■ **Task directions**
Pictures do not belong in your copy. Repeat all the other data exactly.

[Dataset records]
•••
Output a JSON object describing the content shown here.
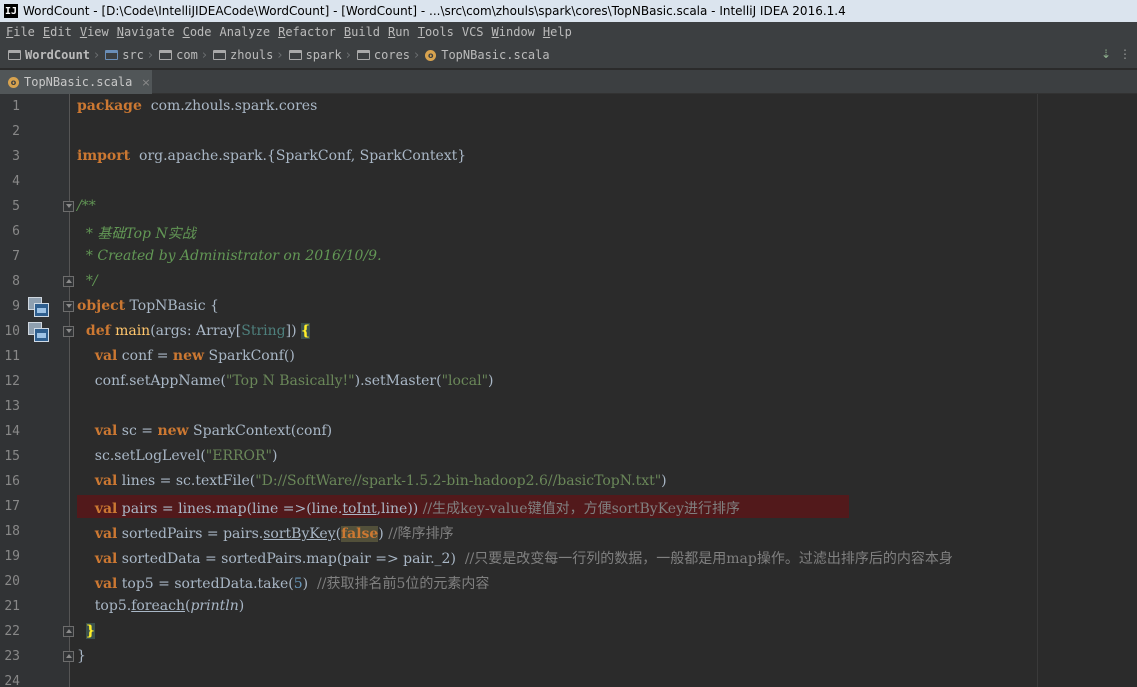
{
  "window": {
    "title": "WordCount - [D:\\Code\\IntelliJIDEACode\\WordCount] - [WordCount] - ...\\src\\com\\zhouls\\spark\\cores\\TopNBasic.scala - IntelliJ IDEA 2016.1.4",
    "app_icon": "IJ"
  },
  "menu": [
    {
      "u": "F",
      "rest": "ile"
    },
    {
      "u": "E",
      "rest": "dit"
    },
    {
      "u": "V",
      "rest": "iew"
    },
    {
      "u": "N",
      "rest": "avigate"
    },
    {
      "u": "C",
      "rest": "ode"
    },
    {
      "u": "",
      "rest": "Analyze"
    },
    {
      "u": "R",
      "rest": "efactor"
    },
    {
      "u": "B",
      "rest": "uild"
    },
    {
      "u": "R",
      "rest": "un"
    },
    {
      "u": "T",
      "rest": "ools"
    },
    {
      "u": "",
      "rest": "VCS"
    },
    {
      "u": "W",
      "rest": "indow"
    },
    {
      "u": "H",
      "rest": "elp"
    }
  ],
  "breadcrumbs": [
    {
      "label": "WordCount",
      "icon": "project-folder-icon"
    },
    {
      "label": "src",
      "icon": "source-folder-icon"
    },
    {
      "label": "com",
      "icon": "package-folder-icon"
    },
    {
      "label": "zhouls",
      "icon": "package-folder-icon"
    },
    {
      "label": "spark",
      "icon": "package-folder-icon"
    },
    {
      "label": "cores",
      "icon": "package-folder-icon"
    },
    {
      "label": "TopNBasic.scala",
      "icon": "scala-file-icon"
    }
  ],
  "tab": {
    "label": "TopNBasic.scala",
    "close": "×"
  },
  "editor": {
    "lines": [
      {
        "n": "1",
        "segs": [
          [
            "kw",
            "package"
          ],
          [
            "",
            "  com.zhouls.spark.cores"
          ]
        ]
      },
      {
        "n": "2",
        "segs": []
      },
      {
        "n": "3",
        "segs": [
          [
            "kw",
            "import"
          ],
          [
            "",
            "  org.apache.spark.{SparkConf, SparkContext}"
          ]
        ]
      },
      {
        "n": "4",
        "segs": []
      },
      {
        "n": "5",
        "segs": [
          [
            "doc",
            "/**"
          ]
        ]
      },
      {
        "n": "6",
        "segs": [
          [
            "doc",
            "  * 基础Top N实战"
          ]
        ]
      },
      {
        "n": "7",
        "segs": [
          [
            "doc",
            "  * Created by Administrator on 2016/10/9."
          ]
        ]
      },
      {
        "n": "8",
        "segs": [
          [
            "doc",
            "  */"
          ]
        ]
      },
      {
        "n": "9",
        "segs": [
          [
            "kw",
            "object"
          ],
          [
            "",
            " TopNBasic {"
          ]
        ]
      },
      {
        "n": "10",
        "segs": [
          [
            "",
            "  "
          ],
          [
            "kw",
            "def"
          ],
          [
            "",
            ""
          ],
          [
            "fn",
            " main"
          ],
          [
            "",
            "(args: Array["
          ],
          [
            "tparam",
            "String"
          ],
          [
            "",
            "]) "
          ],
          [
            "brace-hl",
            "{"
          ]
        ]
      },
      {
        "n": "11",
        "segs": [
          [
            "",
            "    "
          ],
          [
            "kw",
            "val"
          ],
          [
            "",
            " conf = "
          ],
          [
            "kw",
            "new"
          ],
          [
            "",
            " SparkConf()"
          ]
        ]
      },
      {
        "n": "12",
        "segs": [
          [
            "",
            "    conf.setAppName("
          ],
          [
            "str",
            "\"Top N Basically!\""
          ],
          [
            "",
            ").setMaster("
          ],
          [
            "str",
            "\"local\""
          ],
          [
            "",
            ")"
          ]
        ]
      },
      {
        "n": "13",
        "segs": []
      },
      {
        "n": "14",
        "segs": [
          [
            "",
            "    "
          ],
          [
            "kw",
            "val"
          ],
          [
            "",
            " sc = "
          ],
          [
            "kw",
            "new"
          ],
          [
            "",
            " SparkContext(conf)"
          ]
        ]
      },
      {
        "n": "15",
        "segs": [
          [
            "",
            "    sc.setLogLevel("
          ],
          [
            "str",
            "\"ERROR\""
          ],
          [
            "",
            ")"
          ]
        ]
      },
      {
        "n": "16",
        "segs": [
          [
            "",
            "    "
          ],
          [
            "kw",
            "val"
          ],
          [
            "",
            " lines = sc.textFile("
          ],
          [
            "str",
            "\"D://SoftWare//spark-1.5.2-bin-hadoop2.6//basicTopN.txt\""
          ],
          [
            "",
            ")"
          ]
        ]
      },
      {
        "n": "17",
        "segs": [
          [
            "",
            "    "
          ],
          [
            "kw",
            "val"
          ],
          [
            "",
            " pairs = lines.map(line =>(line."
          ],
          [
            "ul",
            "toInt"
          ],
          [
            "",
            ",line)) "
          ],
          [
            "cmt",
            "//生成key-value键值对，方便sortByKey进行排序"
          ]
        ],
        "error": true
      },
      {
        "n": "18",
        "segs": [
          [
            "",
            "    "
          ],
          [
            "kw",
            "val"
          ],
          [
            "",
            " sortedPairs = pairs."
          ],
          [
            "ul",
            "sortByKey"
          ],
          [
            "",
            "("
          ],
          [
            "false-hl",
            "false"
          ],
          [
            "",
            ") "
          ],
          [
            "cmt",
            "//降序排序"
          ]
        ]
      },
      {
        "n": "19",
        "segs": [
          [
            "",
            "    "
          ],
          [
            "kw",
            "val"
          ],
          [
            "",
            " sortedData = sortedPairs.map(pair => pair._2)  "
          ],
          [
            "cmt",
            "//只要是改变每一行列的数据，一般都是用map操作。过滤出排序后的内容本身"
          ]
        ]
      },
      {
        "n": "20",
        "segs": [
          [
            "",
            "    "
          ],
          [
            "kw",
            "val"
          ],
          [
            "",
            " top5 = sortedData.take("
          ],
          [
            "num",
            "5"
          ],
          [
            "",
            ")  "
          ],
          [
            "cmt",
            "//获取排名前5位的元素内容"
          ]
        ]
      },
      {
        "n": "21",
        "segs": [
          [
            "",
            "    top5."
          ],
          [
            "ul",
            "foreach"
          ],
          [
            "",
            "("
          ],
          [
            "ital",
            "println"
          ],
          [
            "",
            ")"
          ]
        ]
      },
      {
        "n": "22",
        "segs": [
          [
            "",
            "  "
          ],
          [
            "brace-hl",
            "}"
          ]
        ]
      },
      {
        "n": "23",
        "segs": [
          [
            "",
            "}"
          ]
        ]
      },
      {
        "n": "24",
        "segs": []
      }
    ]
  },
  "colors": {
    "background": "#2b2b2b",
    "keyword": "#cc7832",
    "string": "#6a8759",
    "comment": "#808080",
    "doc_comment": "#629755",
    "number": "#6897bb",
    "error_line": "#52191b"
  }
}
•••
■ **Exercise result**
Output a JSON object describing the content shown here.
{
  "window": {
    "title": "WordCount - [D:\\Code\\IntelliJIDEACode\\WordCount] - [WordCount] - ...\\src\\com\\zhouls\\spark\\cores\\TopNBasic.scala - IntelliJ IDEA 2016.1.4",
    "app_icon": "IJ"
  },
  "menu": [
    {
      "u": "F",
      "rest": "ile"
    },
    {
      "u": "E",
      "rest": "dit"
    },
    {
      "u": "V",
      "rest": "iew"
    },
    {
      "u": "N",
      "rest": "avigate"
    },
    {
      "u": "C",
      "rest": "ode"
    },
    {
      "u": "",
      "rest": "Analyze"
    },
    {
      "u": "R",
      "rest": "efactor"
    },
    {
      "u": "B",
      "rest": "uild"
    },
    {
      "u": "R",
      "rest": "un"
    },
    {
      "u": "T",
      "rest": "ools"
    },
    {
      "u": "",
      "rest": "VCS"
    },
    {
      "u": "W",
      "rest": "indow"
    },
    {
      "u": "H",
      "rest": "elp"
    }
  ],
  "breadcrumbs": [
    {
      "label": "WordCount",
      "icon": "project-folder-icon"
    },
    {
      "label": "src",
      "icon": "source-folder-icon"
    },
    {
      "label": "com",
      "icon": "package-folder-icon"
    },
    {
      "label": "zhouls",
      "icon": "package-folder-icon"
    },
    {
      "label": "spark",
      "icon": "package-folder-icon"
    },
    {
      "label": "cores",
      "icon": "package-folder-icon"
    },
    {
      "label": "TopNBasic.scala",
      "icon": "scala-file-icon"
    }
  ],
  "tab": {
    "label": "TopNBasic.scala",
    "close": "×"
  },
  "editor": {
    "lines": [
      {
        "n": "1",
        "segs": [
          [
            "kw",
            "package"
          ],
          [
            "",
            "  com.zhouls.spark.cores"
          ]
        ]
      },
      {
        "n": "2",
        "segs": []
      },
      {
        "n": "3",
        "segs": [
          [
            "kw",
            "import"
          ],
          [
            "",
            "  org.apache.spark.{SparkConf, SparkContext}"
          ]
        ]
      },
      {
        "n": "4",
        "segs": []
      },
      {
        "n": "5",
        "segs": [
          [
            "doc",
            "/**"
          ]
        ]
      },
      {
        "n": "6",
        "segs": [
          [
            "doc",
            "  * 基础Top N实战"
          ]
        ]
      },
      {
        "n": "7",
        "segs": [
          [
            "doc",
            "  * Created by Administrator on 2016/10/9."
          ]
        ]
      },
      {
        "n": "8",
        "segs": [
          [
            "doc",
            "  */"
          ]
        ]
      },
      {
        "n": "9",
        "segs": [
          [
            "kw",
            "object"
          ],
          [
            "",
            " TopNBasic {"
          ]
        ]
      },
      {
        "n": "10",
        "segs": [
          [
            "",
            "  "
          ],
          [
            "kw",
            "def"
          ],
          [
            "",
            ""
          ],
          [
            "fn",
            " main"
          ],
          [
            "",
            "(args: Array["
          ],
          [
            "tparam",
            "String"
          ],
          [
            "",
            "]) "
          ],
          [
            "brace-hl",
            "{"
          ]
        ]
      },
      {
        "n": "11",
        "segs": [
          [
            "",
            "    "
          ],
          [
            "kw",
            "val"
          ],
          [
            "",
            " conf = "
          ],
          [
            "kw",
            "new"
          ],
          [
            "",
            " SparkConf()"
          ]
        ]
      },
      {
        "n": "12",
        "segs": [
          [
            "",
            "    conf.setAppName("
          ],
          [
            "str",
            "\"Top N Basically!\""
          ],
          [
            "",
            ").setMaster("
          ],
          [
            "str",
            "\"local\""
          ],
          [
            "",
            ")"
          ]
        ]
      },
      {
        "n": "13",
        "segs": []
      },
      {
        "n": "14",
        "segs": [
          [
            "",
            "    "
          ],
          [
            "kw",
            "val"
          ],
          [
            "",
            " sc = "
          ],
          [
            "kw",
            "new"
          ],
          [
            "",
            " SparkContext(conf)"
          ]
        ]
      },
      {
        "n": "15",
        "segs": [
          [
            "",
            "    sc.setLogLevel("
          ],
          [
            "str",
            "\"ERROR\""
          ],
          [
            "",
            ")"
          ]
        ]
      },
      {
        "n": "16",
        "segs": [
          [
            "",
            "    "
          ],
          [
            "kw",
            "val"
          ],
          [
            "",
            " lines = sc.textFile("
          ],
          [
            "str",
            "\"D://SoftWare//spark-1.5.2-bin-hadoop2.6//basicTopN.txt\""
          ],
          [
            "",
            ")"
          ]
        ]
      },
      {
        "n": "17",
        "segs": [
          [
            "",
            "    "
          ],
          [
            "kw",
            "val"
          ],
          [
            "",
            " pairs = lines.map(line =>(line."
          ],
          [
            "ul",
            "toInt"
          ],
          [
            "",
            ",line)) "
          ],
          [
            "cmt",
            "//生成key-value键值对，方便sortByKey进行排序"
          ]
        ],
        "error": true
      },
      {
        "n": "18",
        "segs": [
          [
            "",
            "    "
          ],
          [
            "kw",
            "val"
          ],
          [
            "",
            " sortedPairs = pairs."
          ],
          [
            "ul",
            "sortByKey"
          ],
          [
            "",
            "("
          ],
          [
            "false-hl",
            "false"
          ],
          [
            "",
            ") "
          ],
          [
            "cmt",
            "//降序排序"
          ]
        ]
      },
      {
        "n": "19",
        "segs": [
          [
            "",
            "    "
          ],
          [
            "kw",
            "val"
          ],
          [
            "",
            " sortedData = sortedPairs.map(pair => pair._2)  "
          ],
          [
            "cmt",
            "//只要是改变每一行列的数据，一般都是用map操作。过滤出排序后的内容本身"
          ]
        ]
      },
      {
        "n": "20",
        "segs": [
          [
            "",
            "    "
          ],
          [
            "kw",
            "val"
          ],
          [
            "",
            " top5 = sortedData.take("
          ],
          [
            "num",
            "5"
          ],
          [
            "",
            ")  "
          ],
          [
            "cmt",
            "//获取排名前5位的元素内容"
          ]
        ]
      },
      {
        "n": "21",
        "segs": [
          [
            "",
            "    top5."
          ],
          [
            "ul",
            "foreach"
          ],
          [
            "",
            "("
          ],
          [
            "ital",
            "println"
          ],
          [
            "",
            ")"
          ]
        ]
      },
      {
        "n": "22",
        "segs": [
          [
            "",
            "  "
          ],
          [
            "brace-hl",
            "}"
          ]
        ]
      },
      {
        "n": "23",
        "segs": [
          [
            "",
            "}"
          ]
        ]
      },
      {
        "n": "24",
        "segs": []
      }
    ]
  },
  "colors": {
    "background": "#2b2b2b",
    "keyword": "#cc7832",
    "string": "#6a8759",
    "comment": "#808080",
    "doc_comment": "#629755",
    "number": "#6897bb",
    "error_line": "#52191b"
  }
}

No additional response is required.